Within the records that follow, find every line containing the string "compare". Copy those lines.
◇ ◇ ◇ ◇
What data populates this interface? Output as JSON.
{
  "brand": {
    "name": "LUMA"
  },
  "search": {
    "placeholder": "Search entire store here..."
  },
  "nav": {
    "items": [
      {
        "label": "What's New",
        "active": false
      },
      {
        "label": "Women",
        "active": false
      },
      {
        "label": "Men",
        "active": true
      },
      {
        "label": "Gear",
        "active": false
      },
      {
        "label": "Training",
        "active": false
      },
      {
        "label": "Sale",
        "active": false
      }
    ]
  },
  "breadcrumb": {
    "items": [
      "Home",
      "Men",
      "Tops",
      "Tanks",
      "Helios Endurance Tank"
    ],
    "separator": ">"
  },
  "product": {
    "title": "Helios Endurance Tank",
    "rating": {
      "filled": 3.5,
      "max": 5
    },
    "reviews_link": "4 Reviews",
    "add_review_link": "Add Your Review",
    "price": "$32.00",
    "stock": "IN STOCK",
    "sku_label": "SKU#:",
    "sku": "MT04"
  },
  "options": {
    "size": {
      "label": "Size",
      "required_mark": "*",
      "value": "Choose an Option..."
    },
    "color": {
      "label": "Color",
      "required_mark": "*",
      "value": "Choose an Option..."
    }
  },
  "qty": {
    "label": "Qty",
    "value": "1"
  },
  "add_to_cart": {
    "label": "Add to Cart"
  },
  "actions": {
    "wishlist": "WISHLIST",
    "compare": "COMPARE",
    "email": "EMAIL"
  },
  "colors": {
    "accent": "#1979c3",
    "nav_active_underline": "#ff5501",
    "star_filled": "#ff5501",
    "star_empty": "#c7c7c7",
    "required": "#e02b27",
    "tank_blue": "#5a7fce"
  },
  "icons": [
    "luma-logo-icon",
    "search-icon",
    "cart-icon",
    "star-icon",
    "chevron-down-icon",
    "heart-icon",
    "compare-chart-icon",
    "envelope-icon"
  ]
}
◇ ◇ ◇ ◇
> Output of the task:
    "compare": "COMPARE",
    "compare-chart-icon",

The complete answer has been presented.